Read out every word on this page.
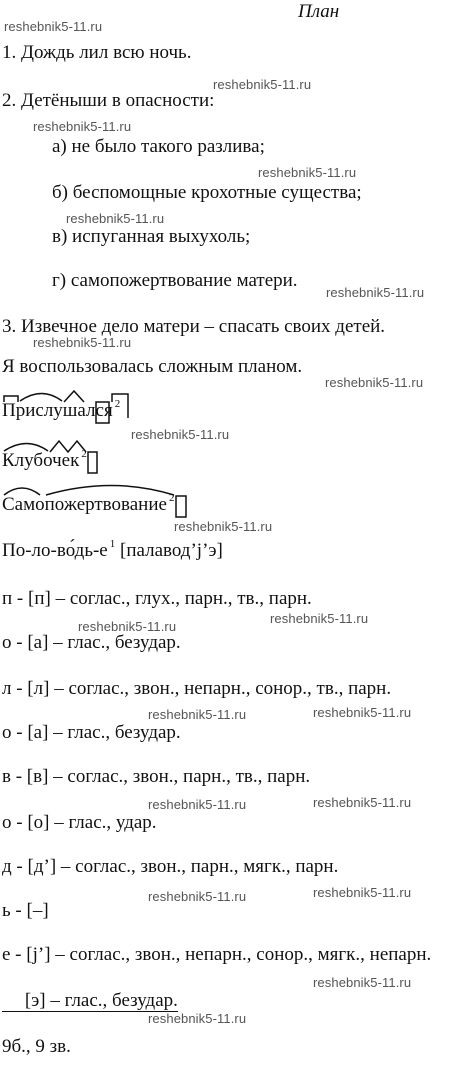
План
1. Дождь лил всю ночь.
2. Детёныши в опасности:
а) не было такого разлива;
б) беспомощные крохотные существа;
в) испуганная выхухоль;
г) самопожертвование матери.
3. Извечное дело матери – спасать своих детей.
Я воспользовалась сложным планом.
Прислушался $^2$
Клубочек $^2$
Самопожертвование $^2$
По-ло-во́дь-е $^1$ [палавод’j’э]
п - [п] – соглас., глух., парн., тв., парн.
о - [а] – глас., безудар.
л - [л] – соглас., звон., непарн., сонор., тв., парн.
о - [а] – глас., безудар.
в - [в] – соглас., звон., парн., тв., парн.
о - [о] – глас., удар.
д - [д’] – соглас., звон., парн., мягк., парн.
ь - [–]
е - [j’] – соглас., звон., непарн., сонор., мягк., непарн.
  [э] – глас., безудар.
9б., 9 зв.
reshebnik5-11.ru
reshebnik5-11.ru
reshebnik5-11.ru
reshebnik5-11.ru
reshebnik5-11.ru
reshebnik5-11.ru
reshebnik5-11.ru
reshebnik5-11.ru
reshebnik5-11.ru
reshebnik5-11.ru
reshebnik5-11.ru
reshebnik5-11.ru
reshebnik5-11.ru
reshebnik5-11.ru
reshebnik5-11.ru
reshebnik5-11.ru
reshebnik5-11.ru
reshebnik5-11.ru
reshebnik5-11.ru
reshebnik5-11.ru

...

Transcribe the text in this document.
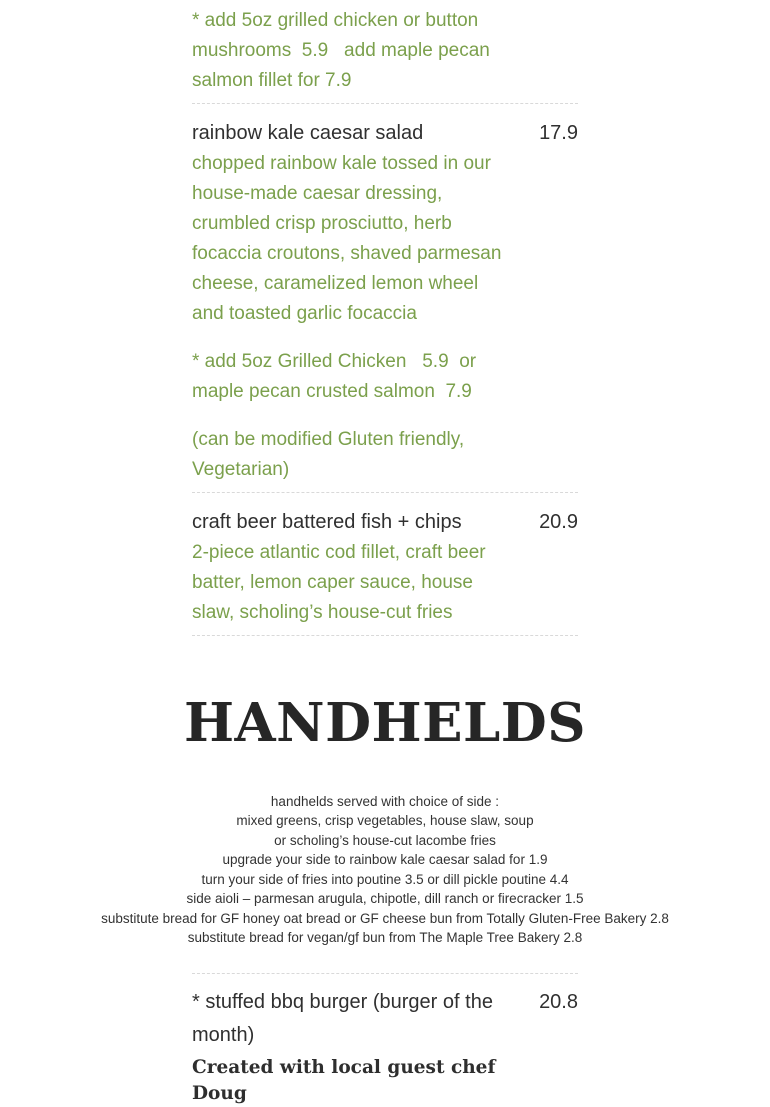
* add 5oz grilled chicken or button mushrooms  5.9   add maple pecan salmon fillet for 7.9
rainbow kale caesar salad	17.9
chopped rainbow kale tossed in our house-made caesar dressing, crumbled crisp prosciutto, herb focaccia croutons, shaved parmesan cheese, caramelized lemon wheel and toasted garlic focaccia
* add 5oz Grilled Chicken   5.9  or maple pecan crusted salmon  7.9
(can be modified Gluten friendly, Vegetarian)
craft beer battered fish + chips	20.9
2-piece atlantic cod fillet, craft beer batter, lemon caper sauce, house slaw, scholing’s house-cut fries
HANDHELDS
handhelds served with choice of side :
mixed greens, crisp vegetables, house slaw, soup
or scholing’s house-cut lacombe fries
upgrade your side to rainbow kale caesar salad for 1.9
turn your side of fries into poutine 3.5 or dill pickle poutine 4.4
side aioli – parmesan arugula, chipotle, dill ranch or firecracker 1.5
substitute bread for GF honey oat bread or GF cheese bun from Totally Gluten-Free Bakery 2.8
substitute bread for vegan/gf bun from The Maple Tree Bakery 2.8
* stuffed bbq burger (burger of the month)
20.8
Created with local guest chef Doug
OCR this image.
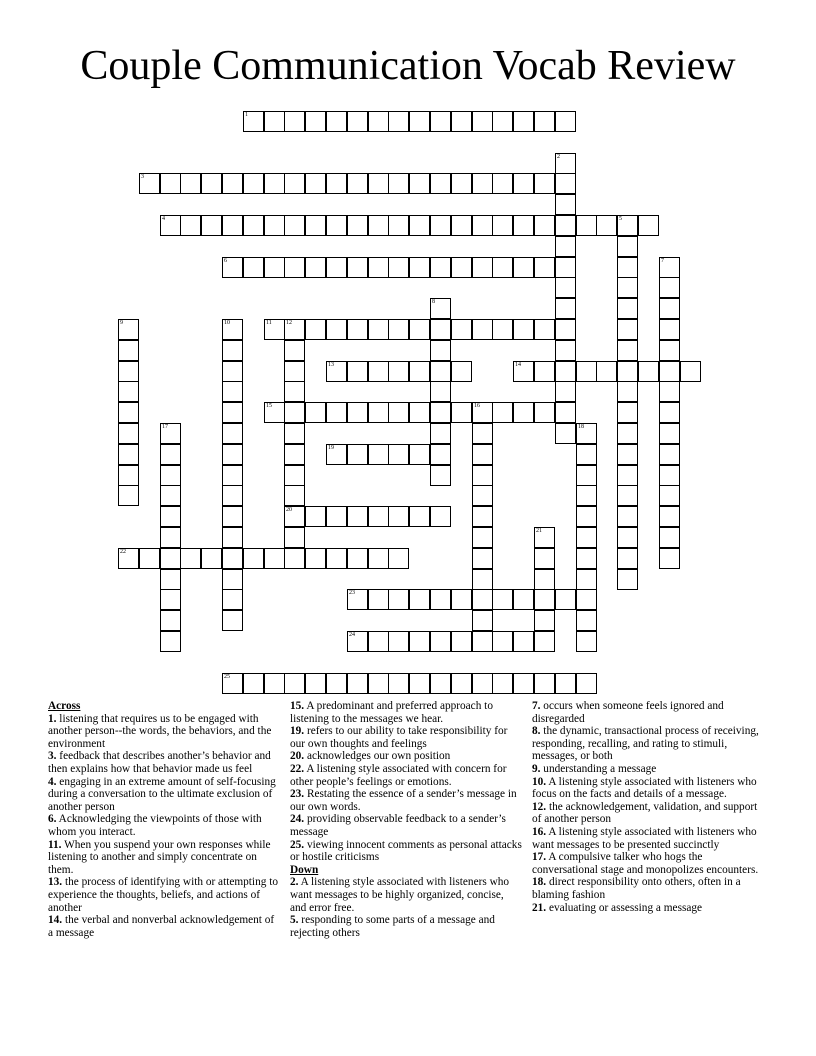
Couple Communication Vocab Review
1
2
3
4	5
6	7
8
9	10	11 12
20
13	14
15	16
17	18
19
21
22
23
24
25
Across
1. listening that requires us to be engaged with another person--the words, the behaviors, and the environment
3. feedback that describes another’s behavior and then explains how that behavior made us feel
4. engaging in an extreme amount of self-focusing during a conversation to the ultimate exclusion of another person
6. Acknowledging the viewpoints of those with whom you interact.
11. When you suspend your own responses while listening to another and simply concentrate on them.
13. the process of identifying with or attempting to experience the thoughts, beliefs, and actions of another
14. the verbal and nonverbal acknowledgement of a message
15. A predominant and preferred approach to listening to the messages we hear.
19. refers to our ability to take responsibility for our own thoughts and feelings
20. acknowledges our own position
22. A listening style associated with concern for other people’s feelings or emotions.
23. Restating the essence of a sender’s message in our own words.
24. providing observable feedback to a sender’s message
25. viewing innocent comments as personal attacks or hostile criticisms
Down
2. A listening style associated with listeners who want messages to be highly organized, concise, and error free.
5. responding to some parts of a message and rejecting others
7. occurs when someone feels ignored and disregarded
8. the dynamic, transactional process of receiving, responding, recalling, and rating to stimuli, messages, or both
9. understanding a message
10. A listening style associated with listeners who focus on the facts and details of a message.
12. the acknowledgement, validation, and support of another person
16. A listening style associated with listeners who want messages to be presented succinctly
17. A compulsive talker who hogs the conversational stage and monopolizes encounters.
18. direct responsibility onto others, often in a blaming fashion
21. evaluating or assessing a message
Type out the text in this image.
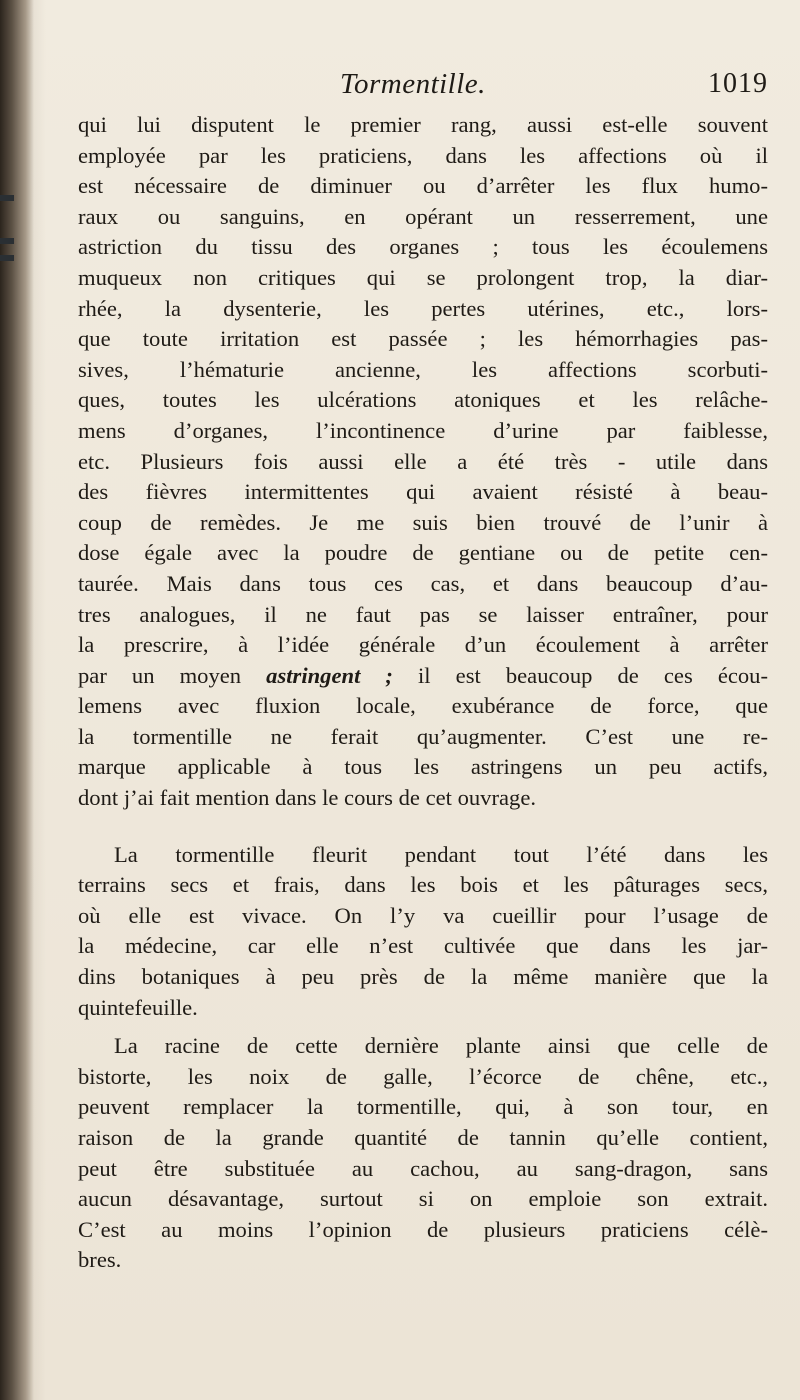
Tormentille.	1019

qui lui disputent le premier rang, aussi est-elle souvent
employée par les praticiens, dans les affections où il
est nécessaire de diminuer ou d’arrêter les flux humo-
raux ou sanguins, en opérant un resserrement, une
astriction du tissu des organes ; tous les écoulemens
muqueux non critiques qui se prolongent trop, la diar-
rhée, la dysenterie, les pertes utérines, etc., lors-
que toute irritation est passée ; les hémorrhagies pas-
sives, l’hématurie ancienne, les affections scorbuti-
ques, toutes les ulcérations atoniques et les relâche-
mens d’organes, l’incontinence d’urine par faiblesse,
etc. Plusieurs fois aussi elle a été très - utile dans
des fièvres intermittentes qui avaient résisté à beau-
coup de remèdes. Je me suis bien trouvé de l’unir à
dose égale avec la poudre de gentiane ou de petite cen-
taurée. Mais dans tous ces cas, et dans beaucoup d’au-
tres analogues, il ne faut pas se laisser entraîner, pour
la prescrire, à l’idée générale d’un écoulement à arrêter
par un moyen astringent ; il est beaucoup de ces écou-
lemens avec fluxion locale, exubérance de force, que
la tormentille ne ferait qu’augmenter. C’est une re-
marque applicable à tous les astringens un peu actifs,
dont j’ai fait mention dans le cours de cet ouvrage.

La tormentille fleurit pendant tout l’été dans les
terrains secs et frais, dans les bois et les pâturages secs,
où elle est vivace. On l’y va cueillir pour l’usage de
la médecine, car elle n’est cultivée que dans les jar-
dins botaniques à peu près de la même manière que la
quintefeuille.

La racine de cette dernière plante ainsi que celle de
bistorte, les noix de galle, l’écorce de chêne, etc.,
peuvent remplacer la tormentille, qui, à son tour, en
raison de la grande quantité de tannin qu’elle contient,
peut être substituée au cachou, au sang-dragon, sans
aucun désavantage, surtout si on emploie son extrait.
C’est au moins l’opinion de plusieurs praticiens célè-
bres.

==

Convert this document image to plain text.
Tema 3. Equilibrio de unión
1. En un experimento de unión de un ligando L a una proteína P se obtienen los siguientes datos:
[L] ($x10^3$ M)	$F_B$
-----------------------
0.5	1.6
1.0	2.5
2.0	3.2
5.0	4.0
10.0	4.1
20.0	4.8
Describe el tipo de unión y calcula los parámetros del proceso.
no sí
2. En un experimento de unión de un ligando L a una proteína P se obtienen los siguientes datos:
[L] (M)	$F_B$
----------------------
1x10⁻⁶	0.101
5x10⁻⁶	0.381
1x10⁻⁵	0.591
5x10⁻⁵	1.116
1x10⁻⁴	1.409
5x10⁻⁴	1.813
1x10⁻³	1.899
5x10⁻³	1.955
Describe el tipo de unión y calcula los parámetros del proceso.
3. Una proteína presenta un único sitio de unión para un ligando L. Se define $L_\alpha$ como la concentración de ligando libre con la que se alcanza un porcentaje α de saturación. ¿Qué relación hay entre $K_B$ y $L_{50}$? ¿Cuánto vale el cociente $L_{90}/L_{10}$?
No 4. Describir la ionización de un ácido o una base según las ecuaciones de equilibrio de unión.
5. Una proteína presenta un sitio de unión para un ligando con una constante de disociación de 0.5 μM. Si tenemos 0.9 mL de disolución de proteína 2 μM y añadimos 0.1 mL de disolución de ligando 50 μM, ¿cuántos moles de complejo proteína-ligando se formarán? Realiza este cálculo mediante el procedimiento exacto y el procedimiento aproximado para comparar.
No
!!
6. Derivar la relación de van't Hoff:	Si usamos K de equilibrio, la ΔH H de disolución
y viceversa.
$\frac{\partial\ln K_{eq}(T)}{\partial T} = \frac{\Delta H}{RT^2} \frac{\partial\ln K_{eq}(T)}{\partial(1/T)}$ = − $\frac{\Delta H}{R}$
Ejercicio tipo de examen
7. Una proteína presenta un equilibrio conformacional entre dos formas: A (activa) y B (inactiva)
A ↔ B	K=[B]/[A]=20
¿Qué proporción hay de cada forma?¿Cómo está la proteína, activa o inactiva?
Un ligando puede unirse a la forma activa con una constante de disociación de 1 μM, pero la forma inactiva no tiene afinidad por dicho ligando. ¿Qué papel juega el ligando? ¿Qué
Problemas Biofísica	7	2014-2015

● **Exercise instructions**: Copy each line of the data that contains the word "bread".

● **Result of the task**:
substitute bread for GF honey oat bread or GF cheese bun from Totally Gluten-Free Bakery 2.8
substitute bread for vegan/gf bun from The Maple Tree Bakery 2.8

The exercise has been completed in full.